▶ **Task**
Extract all data as written.

________________

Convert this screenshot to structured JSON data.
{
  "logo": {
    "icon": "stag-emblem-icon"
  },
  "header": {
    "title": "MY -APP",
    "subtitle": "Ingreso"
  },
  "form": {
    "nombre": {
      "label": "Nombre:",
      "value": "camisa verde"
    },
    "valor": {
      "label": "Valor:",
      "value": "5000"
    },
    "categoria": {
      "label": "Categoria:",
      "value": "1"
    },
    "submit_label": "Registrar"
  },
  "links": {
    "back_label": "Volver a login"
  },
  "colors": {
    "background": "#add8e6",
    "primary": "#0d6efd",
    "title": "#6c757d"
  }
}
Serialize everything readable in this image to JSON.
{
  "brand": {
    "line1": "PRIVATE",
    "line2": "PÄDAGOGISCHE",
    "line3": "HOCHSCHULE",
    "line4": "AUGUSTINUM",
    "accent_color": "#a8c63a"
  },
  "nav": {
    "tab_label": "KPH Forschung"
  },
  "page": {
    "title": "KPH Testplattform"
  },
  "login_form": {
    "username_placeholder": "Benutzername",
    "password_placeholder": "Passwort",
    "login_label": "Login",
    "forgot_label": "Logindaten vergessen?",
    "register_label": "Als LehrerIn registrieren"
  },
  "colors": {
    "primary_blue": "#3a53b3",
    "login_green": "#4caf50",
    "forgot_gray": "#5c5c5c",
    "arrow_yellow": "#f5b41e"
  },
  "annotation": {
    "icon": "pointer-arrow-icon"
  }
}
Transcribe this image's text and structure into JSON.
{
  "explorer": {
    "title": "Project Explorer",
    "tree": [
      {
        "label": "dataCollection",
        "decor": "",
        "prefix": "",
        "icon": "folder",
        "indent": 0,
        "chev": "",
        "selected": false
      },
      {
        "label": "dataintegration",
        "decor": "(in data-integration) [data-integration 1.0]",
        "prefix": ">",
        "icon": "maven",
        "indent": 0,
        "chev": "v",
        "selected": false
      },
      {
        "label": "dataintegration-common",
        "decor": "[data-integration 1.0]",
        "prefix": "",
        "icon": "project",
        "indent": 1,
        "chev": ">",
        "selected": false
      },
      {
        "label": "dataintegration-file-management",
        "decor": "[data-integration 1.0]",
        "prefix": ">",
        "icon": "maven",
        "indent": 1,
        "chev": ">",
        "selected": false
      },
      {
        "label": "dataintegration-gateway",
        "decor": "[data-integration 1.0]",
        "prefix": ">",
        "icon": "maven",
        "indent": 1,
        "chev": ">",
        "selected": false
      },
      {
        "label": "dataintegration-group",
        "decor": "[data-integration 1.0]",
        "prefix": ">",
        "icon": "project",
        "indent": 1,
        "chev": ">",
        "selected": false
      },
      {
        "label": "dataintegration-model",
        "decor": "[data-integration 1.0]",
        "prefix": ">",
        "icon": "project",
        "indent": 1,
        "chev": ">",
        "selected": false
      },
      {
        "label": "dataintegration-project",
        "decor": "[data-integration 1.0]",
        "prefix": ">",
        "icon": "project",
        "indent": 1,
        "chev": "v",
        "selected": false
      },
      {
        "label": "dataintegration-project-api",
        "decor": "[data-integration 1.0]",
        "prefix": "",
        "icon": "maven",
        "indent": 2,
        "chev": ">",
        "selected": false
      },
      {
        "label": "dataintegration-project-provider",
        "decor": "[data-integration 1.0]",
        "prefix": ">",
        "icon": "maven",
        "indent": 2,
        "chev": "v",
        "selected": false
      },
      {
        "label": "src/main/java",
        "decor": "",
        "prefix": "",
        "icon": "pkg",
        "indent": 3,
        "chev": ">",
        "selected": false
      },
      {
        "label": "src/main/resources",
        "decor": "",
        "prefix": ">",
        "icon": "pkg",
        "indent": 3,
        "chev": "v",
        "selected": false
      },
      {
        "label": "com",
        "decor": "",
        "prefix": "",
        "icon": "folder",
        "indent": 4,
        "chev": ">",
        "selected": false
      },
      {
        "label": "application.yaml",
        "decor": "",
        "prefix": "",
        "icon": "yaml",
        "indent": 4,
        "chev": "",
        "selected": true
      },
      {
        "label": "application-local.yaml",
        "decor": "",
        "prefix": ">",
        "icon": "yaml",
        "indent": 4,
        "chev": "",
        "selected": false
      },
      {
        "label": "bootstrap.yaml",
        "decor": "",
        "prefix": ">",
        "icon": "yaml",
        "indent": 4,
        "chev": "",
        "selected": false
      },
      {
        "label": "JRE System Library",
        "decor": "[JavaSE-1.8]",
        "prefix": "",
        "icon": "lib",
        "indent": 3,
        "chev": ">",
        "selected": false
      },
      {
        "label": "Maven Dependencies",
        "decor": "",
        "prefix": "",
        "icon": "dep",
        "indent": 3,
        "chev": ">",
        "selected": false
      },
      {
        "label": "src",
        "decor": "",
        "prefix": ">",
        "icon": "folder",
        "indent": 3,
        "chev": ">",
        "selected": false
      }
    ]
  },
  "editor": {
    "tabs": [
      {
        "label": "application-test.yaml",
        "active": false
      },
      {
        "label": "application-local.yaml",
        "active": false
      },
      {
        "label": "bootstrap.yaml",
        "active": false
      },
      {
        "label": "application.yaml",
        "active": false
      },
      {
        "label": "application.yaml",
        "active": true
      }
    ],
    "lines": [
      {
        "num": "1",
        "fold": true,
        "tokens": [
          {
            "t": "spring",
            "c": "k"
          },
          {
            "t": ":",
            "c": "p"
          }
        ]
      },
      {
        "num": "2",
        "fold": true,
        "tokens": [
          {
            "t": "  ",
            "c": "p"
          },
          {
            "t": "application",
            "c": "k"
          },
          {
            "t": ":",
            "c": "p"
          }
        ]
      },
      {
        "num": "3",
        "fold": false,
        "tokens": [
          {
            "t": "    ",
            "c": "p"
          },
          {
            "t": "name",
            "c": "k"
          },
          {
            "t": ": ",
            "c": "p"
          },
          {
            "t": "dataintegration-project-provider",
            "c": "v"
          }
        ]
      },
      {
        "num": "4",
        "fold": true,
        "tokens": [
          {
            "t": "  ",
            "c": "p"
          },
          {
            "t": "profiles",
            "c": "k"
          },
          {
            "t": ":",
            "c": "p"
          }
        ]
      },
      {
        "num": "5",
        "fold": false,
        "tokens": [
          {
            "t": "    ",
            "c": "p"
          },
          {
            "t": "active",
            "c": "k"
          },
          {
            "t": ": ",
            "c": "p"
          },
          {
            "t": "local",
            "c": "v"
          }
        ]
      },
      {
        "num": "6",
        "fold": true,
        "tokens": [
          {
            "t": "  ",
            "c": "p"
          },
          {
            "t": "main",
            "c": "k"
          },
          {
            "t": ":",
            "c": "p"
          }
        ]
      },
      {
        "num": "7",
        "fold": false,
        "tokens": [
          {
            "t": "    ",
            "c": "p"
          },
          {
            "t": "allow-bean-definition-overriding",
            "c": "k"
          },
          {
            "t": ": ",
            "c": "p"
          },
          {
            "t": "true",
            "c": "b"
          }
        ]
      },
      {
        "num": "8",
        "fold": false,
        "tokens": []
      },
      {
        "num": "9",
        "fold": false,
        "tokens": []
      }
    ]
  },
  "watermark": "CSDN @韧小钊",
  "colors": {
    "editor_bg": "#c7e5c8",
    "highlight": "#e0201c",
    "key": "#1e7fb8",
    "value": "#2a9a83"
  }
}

________________

▶ **In response**
Convert this screenshot to structured JSON data.
{
  "logo": {
    "icon": "stag-emblem-icon"
  },
  "header": {
    "title": "MY -APP",
    "subtitle": "Ingreso"
  },
  "form": {
    "nombre": {
      "label": "Nombre:",
      "value": "camisa verde"
    },
    "valor": {
      "label": "Valor:",
      "value": "5000"
    },
    "categoria": {
      "label": "Categoria:",
      "value": "1"
    },
    "submit_label": "Registrar"
  },
  "links": {
    "back_label": "Volver a login"
  },
  "colors": {
    "background": "#add8e6",
    "primary": "#0d6efd",
    "title": "#6c757d"
  }
}
Serialize everything readable in this image to JSON.
{
  "brand": {
    "line1": "PRIVATE",
    "line2": "PÄDAGOGISCHE",
    "line3": "HOCHSCHULE",
    "line4": "AUGUSTINUM",
    "accent_color": "#a8c63a"
  },
  "nav": {
    "tab_label": "KPH Forschung"
  },
  "page": {
    "title": "KPH Testplattform"
  },
  "login_form": {
    "username_placeholder": "Benutzername",
    "password_placeholder": "Passwort",
    "login_label": "Login",
    "forgot_label": "Logindaten vergessen?",
    "register_label": "Als LehrerIn registrieren"
  },
  "colors": {
    "primary_blue": "#3a53b3",
    "login_green": "#4caf50",
    "forgot_gray": "#5c5c5c",
    "arrow_yellow": "#f5b41e"
  },
  "annotation": {
    "icon": "pointer-arrow-icon"
  }
}
Transcribe this image's text and structure into JSON.
{
  "explorer": {
    "title": "Project Explorer",
    "tree": [
      {
        "label": "dataCollection",
        "decor": "",
        "prefix": "",
        "icon": "folder",
        "indent": 0,
        "chev": "",
        "selected": false
      },
      {
        "label": "dataintegration",
        "decor": "(in data-integration) [data-integration 1.0]",
        "prefix": ">",
        "icon": "maven",
        "indent": 0,
        "chev": "v",
        "selected": false
      },
      {
        "label": "dataintegration-common",
        "decor": "[data-integration 1.0]",
        "prefix": "",
        "icon": "project",
        "indent": 1,
        "chev": ">",
        "selected": false
      },
      {
        "label": "dataintegration-file-management",
        "decor": "[data-integration 1.0]",
        "prefix": ">",
        "icon": "maven",
        "indent": 1,
        "chev": ">",
        "selected": false
      },
      {
        "label": "dataintegration-gateway",
        "decor": "[data-integration 1.0]",
        "prefix": ">",
        "icon": "maven",
        "indent": 1,
        "chev": ">",
        "selected": false
      },
      {
        "label": "dataintegration-group",
        "decor": "[data-integration 1.0]",
        "prefix": ">",
        "icon": "project",
        "indent": 1,
        "chev": ">",
        "selected": false
      },
      {
        "label": "dataintegration-model",
        "decor": "[data-integration 1.0]",
        "prefix": ">",
        "icon": "project",
        "indent": 1,
        "chev": ">",
        "selected": false
      },
      {
        "label": "dataintegration-project",
        "decor": "[data-integration 1.0]",
        "prefix": ">",
        "icon": "project",
        "indent": 1,
        "chev": "v",
        "selected": false
      },
      {
        "label": "dataintegration-project-api",
        "decor": "[data-integration 1.0]",
        "prefix": "",
        "icon": "maven",
        "indent": 2,
        "chev": ">",
        "selected": false
      },
      {
        "label": "dataintegration-project-provider",
        "decor": "[data-integration 1.0]",
        "prefix": ">",
        "icon": "maven",
        "indent": 2,
        "chev": "v",
        "selected": false
      },
      {
        "label": "src/main/java",
        "decor": "",
        "prefix": "",
        "icon": "pkg",
        "indent": 3,
        "chev": ">",
        "selected": false
      },
      {
        "label": "src/main/resources",
        "decor": "",
        "prefix": ">",
        "icon": "pkg",
        "indent": 3,
        "chev": "v",
        "selected": false
      },
      {
        "label": "com",
        "decor": "",
        "prefix": "",
        "icon": "folder",
        "indent": 4,
        "chev": ">",
        "selected": false
      },
      {
        "label": "application.yaml",
        "decor": "",
        "prefix": "",
        "icon": "yaml",
        "indent": 4,
        "chev": "",
        "selected": true
      },
      {
        "label": "application-local.yaml",
        "decor": "",
        "prefix": ">",
        "icon": "yaml",
        "indent": 4,
        "chev": "",
        "selected": false
      },
      {
        "label": "bootstrap.yaml",
        "decor": "",
        "prefix": ">",
        "icon": "yaml",
        "indent": 4,
        "chev": "",
        "selected": false
      },
      {
        "label": "JRE System Library",
        "decor": "[JavaSE-1.8]",
        "prefix": "",
        "icon": "lib",
        "indent": 3,
        "chev": ">",
        "selected": false
      },
      {
        "label": "Maven Dependencies",
        "decor": "",
        "prefix": "",
        "icon": "dep",
        "indent": 3,
        "chev": ">",
        "selected": false
      },
      {
        "label": "src",
        "decor": "",
        "prefix": ">",
        "icon": "folder",
        "indent": 3,
        "chev": ">",
        "selected": false
      }
    ]
  },
  "editor": {
    "tabs": [
      {
        "label": "application-test.yaml",
        "active": false
      },
      {
        "label": "application-local.yaml",
        "active": false
      },
      {
        "label": "bootstrap.yaml",
        "active": false
      },
      {
        "label": "application.yaml",
        "active": false
      },
      {
        "label": "application.yaml",
        "active": true
      }
    ],
    "lines": [
      {
        "num": "1",
        "fold": true,
        "tokens": [
          {
            "t": "spring",
            "c": "k"
          },
          {
            "t": ":",
            "c": "p"
          }
        ]
      },
      {
        "num": "2",
        "fold": true,
        "tokens": [
          {
            "t": "  ",
            "c": "p"
          },
          {
            "t": "application",
            "c": "k"
          },
          {
            "t": ":",
            "c": "p"
          }
        ]
      },
      {
        "num": "3",
        "fold": false,
        "tokens": [
          {
            "t": "    ",
            "c": "p"
          },
          {
            "t": "name",
            "c": "k"
          },
          {
            "t": ": ",
            "c": "p"
          },
          {
            "t": "dataintegration-project-provider",
            "c": "v"
          }
        ]
      },
      {
        "num": "4",
        "fold": true,
        "tokens": [
          {
            "t": "  ",
            "c": "p"
          },
          {
            "t": "profiles",
            "c": "k"
          },
          {
            "t": ":",
            "c": "p"
          }
        ]
      },
      {
        "num": "5",
        "fold": false,
        "tokens": [
          {
            "t": "    ",
            "c": "p"
          },
          {
            "t": "active",
            "c": "k"
          },
          {
            "t": ": ",
            "c": "p"
          },
          {
            "t": "local",
            "c": "v"
          }
        ]
      },
      {
        "num": "6",
        "fold": true,
        "tokens": [
          {
            "t": "  ",
            "c": "p"
          },
          {
            "t": "main",
            "c": "k"
          },
          {
            "t": ":",
            "c": "p"
          }
        ]
      },
      {
        "num": "7",
        "fold": false,
        "tokens": [
          {
            "t": "    ",
            "c": "p"
          },
          {
            "t": "allow-bean-definition-overriding",
            "c": "k"
          },
          {
            "t": ": ",
            "c": "p"
          },
          {
            "t": "true",
            "c": "b"
          }
        ]
      },
      {
        "num": "8",
        "fold": false,
        "tokens": []
      },
      {
        "num": "9",
        "fold": false,
        "tokens": []
      }
    ]
  },
  "watermark": "CSDN @韧小钊",
  "colors": {
    "editor_bg": "#c7e5c8",
    "highlight": "#e0201c",
    "key": "#1e7fb8",
    "value": "#2a9a83"
  }
}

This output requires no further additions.